● **STATED GOAL**
Go through the entries below, tally each line with the string "title", and give the final number by itself.

Excerpts from a figure dataset:
____________________

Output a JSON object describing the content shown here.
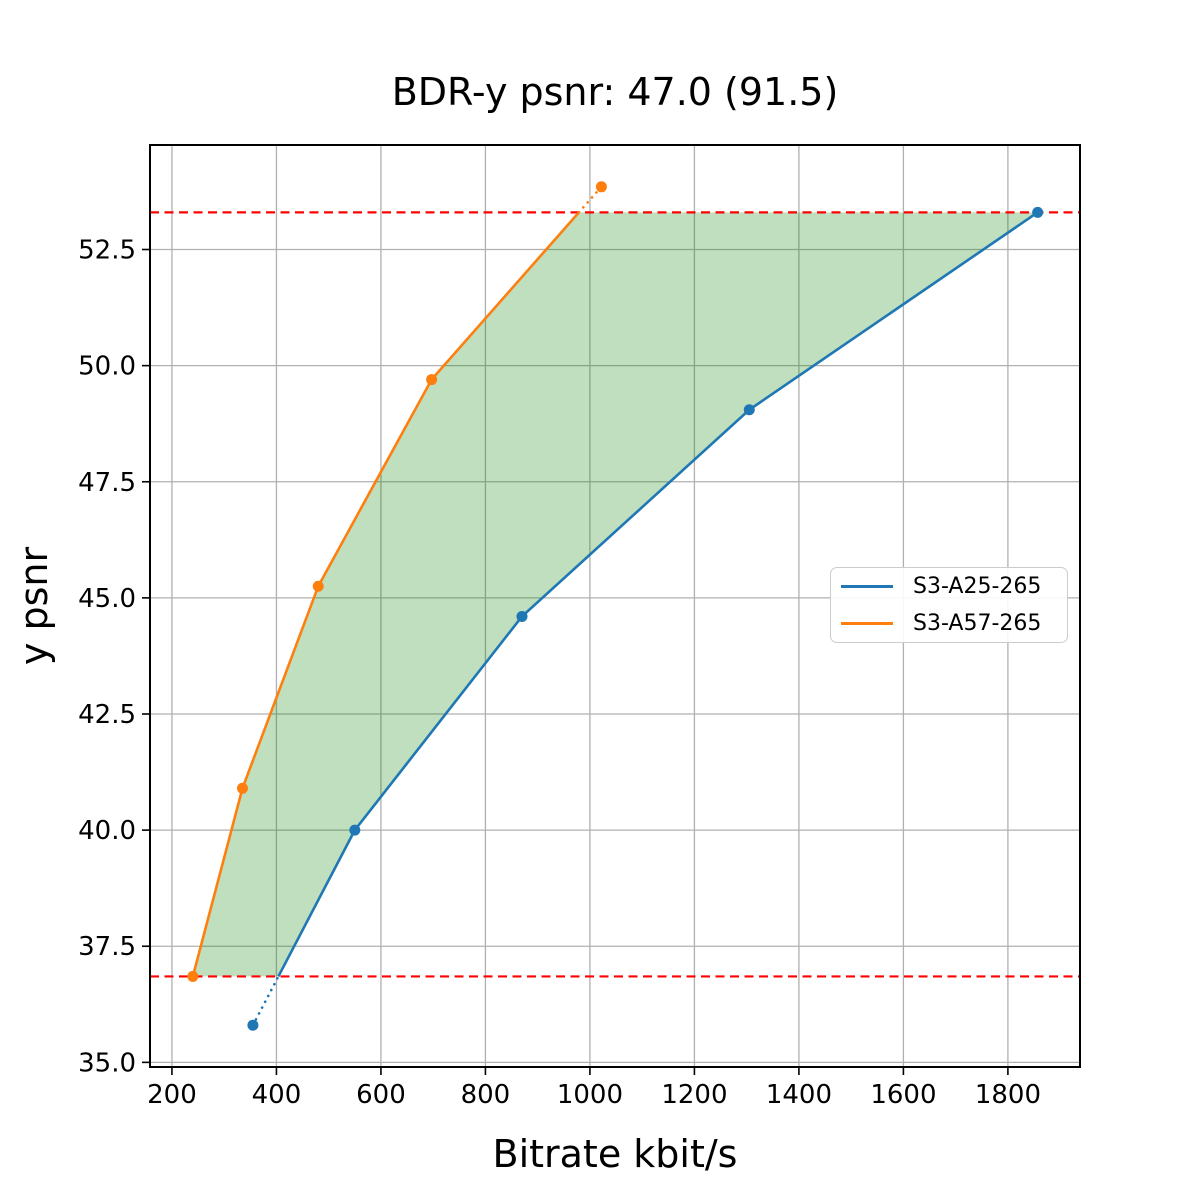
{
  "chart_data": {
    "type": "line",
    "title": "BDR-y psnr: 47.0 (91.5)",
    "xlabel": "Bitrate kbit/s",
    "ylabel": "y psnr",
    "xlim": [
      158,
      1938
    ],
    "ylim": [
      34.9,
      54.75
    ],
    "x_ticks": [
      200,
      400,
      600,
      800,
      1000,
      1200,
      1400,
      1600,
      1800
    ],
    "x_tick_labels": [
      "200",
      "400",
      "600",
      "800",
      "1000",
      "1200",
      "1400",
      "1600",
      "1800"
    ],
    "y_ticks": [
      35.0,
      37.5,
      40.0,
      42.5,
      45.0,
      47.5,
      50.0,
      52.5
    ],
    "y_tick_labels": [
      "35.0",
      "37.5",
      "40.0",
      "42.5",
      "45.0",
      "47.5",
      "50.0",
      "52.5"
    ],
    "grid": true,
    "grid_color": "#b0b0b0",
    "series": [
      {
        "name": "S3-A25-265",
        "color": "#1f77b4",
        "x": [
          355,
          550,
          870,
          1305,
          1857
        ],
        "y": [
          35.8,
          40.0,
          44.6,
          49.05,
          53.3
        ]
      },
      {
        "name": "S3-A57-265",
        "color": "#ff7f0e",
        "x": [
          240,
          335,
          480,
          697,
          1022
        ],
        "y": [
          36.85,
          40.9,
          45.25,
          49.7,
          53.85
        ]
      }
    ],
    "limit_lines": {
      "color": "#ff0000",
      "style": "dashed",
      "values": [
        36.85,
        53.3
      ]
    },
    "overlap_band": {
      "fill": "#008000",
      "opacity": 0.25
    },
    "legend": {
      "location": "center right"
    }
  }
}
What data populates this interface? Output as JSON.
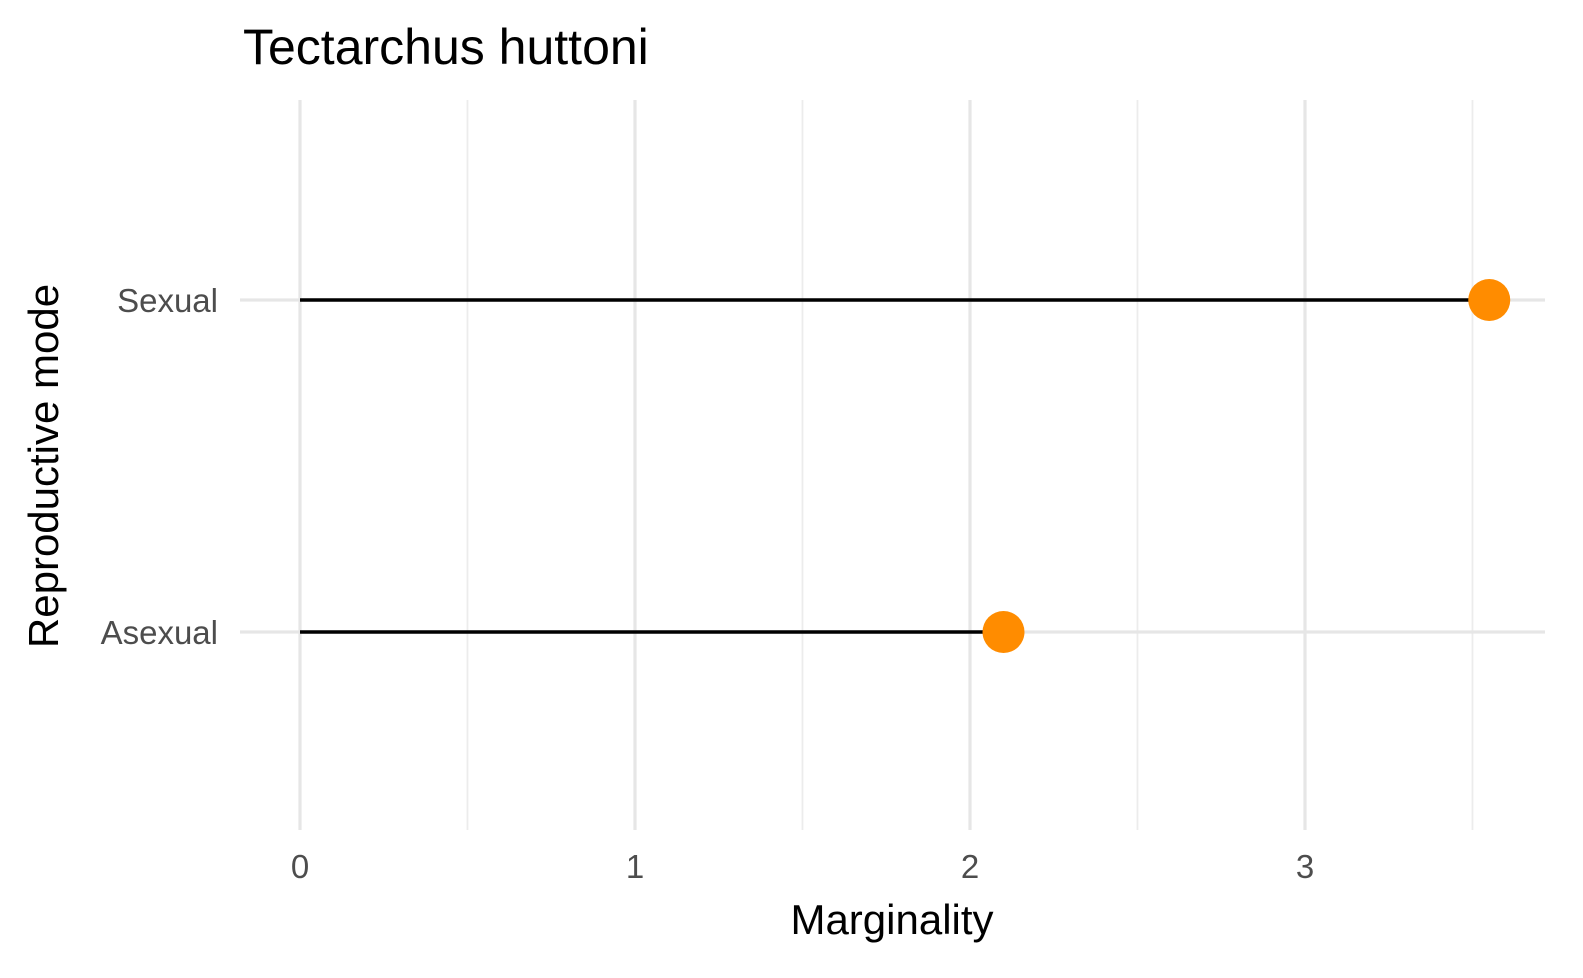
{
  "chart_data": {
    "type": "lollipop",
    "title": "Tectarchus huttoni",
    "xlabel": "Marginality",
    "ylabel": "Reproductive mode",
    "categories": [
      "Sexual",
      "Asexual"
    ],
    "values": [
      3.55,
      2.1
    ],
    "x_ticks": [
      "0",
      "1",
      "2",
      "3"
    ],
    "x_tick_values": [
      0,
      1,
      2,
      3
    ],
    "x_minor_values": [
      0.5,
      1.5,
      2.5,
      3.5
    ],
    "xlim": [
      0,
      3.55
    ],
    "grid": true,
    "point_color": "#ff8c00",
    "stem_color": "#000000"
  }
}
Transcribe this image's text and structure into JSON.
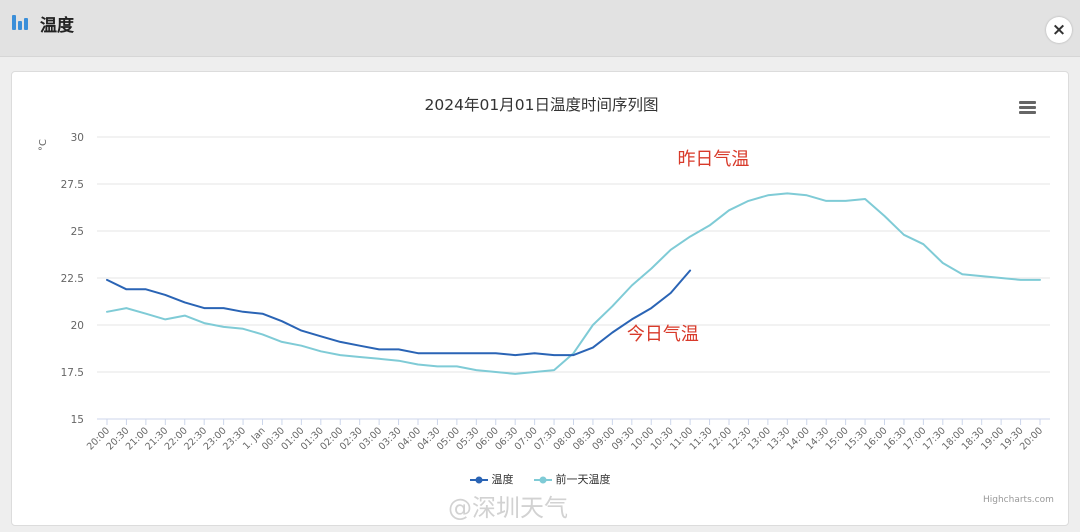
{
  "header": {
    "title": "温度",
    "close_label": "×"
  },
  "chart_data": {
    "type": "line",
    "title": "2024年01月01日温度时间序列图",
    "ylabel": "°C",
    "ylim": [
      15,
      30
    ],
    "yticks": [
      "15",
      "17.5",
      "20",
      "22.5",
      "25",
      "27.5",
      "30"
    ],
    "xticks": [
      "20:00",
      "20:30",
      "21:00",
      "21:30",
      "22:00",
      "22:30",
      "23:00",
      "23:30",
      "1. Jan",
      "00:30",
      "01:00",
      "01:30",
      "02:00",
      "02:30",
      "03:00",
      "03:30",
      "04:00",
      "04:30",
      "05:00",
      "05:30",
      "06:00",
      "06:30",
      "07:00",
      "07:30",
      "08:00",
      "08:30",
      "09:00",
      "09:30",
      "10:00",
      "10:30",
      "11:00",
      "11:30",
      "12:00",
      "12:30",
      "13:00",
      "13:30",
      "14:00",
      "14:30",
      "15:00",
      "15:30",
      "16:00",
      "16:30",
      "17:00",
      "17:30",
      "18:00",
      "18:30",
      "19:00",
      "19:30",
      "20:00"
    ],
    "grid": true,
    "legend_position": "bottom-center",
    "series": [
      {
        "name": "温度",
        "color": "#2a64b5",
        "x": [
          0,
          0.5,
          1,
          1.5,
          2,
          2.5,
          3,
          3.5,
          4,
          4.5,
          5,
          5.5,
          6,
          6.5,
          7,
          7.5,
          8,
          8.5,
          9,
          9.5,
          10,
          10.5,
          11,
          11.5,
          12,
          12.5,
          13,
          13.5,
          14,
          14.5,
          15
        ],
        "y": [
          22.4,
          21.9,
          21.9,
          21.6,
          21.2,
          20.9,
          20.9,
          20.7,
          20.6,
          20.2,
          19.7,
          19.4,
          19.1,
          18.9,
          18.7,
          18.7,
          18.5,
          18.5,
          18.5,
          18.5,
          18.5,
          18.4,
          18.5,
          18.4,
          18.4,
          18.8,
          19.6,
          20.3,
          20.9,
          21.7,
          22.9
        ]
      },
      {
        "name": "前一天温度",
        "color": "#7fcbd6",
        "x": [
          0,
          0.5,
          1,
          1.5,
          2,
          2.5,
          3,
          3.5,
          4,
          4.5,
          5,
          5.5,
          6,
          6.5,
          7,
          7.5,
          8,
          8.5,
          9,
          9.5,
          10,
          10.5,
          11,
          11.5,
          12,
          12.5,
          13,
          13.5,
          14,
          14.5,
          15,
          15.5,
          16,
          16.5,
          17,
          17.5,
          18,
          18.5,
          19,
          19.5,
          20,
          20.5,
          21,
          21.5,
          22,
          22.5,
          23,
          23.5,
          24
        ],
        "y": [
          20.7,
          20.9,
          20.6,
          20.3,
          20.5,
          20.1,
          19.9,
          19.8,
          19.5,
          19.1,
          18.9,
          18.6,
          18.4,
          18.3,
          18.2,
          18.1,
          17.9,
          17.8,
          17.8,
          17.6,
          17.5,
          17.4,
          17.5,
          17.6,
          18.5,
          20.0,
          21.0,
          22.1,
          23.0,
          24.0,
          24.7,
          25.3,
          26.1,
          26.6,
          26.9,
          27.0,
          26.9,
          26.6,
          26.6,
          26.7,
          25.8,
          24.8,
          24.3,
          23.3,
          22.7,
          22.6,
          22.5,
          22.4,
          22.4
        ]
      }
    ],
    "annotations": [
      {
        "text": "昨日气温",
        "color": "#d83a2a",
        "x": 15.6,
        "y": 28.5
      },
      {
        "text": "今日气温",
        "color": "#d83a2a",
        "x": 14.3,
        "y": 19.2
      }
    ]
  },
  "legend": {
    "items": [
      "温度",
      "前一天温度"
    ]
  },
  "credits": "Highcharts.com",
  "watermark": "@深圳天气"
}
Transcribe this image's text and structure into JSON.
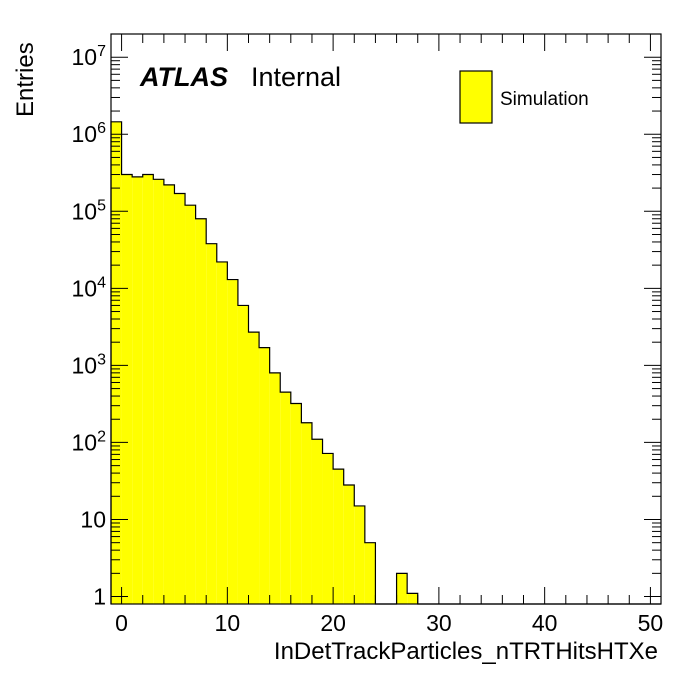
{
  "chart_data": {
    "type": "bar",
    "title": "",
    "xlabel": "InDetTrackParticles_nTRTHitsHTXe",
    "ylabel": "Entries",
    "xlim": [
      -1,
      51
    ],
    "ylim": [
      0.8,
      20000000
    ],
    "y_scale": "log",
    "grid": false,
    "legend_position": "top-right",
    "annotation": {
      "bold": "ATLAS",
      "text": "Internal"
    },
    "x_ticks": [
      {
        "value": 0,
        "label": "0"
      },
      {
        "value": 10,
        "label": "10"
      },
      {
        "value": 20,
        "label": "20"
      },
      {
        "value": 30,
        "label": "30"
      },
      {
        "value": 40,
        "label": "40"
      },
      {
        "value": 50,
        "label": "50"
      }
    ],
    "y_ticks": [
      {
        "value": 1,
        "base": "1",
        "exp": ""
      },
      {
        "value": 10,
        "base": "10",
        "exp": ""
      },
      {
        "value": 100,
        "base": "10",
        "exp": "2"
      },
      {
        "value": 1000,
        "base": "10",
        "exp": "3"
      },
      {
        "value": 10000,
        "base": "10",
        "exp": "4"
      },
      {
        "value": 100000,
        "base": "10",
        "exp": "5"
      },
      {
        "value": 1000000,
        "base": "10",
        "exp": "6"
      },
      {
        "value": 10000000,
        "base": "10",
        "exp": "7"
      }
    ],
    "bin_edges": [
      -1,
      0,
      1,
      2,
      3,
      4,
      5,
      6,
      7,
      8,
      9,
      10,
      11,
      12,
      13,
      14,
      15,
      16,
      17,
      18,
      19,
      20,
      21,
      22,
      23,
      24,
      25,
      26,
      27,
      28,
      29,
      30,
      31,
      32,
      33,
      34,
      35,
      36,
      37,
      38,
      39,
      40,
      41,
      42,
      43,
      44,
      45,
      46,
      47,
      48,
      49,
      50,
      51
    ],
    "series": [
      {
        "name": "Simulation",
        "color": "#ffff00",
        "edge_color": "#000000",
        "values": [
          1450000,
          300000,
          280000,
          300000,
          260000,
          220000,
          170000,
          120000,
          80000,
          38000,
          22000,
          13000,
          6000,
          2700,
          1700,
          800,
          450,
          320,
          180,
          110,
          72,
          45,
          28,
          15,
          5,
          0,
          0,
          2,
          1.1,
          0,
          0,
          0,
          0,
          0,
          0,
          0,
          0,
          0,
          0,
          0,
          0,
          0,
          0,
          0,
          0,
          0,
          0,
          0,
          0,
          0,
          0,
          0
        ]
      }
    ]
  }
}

____________________

● **WRITTEN SOLUTION**
5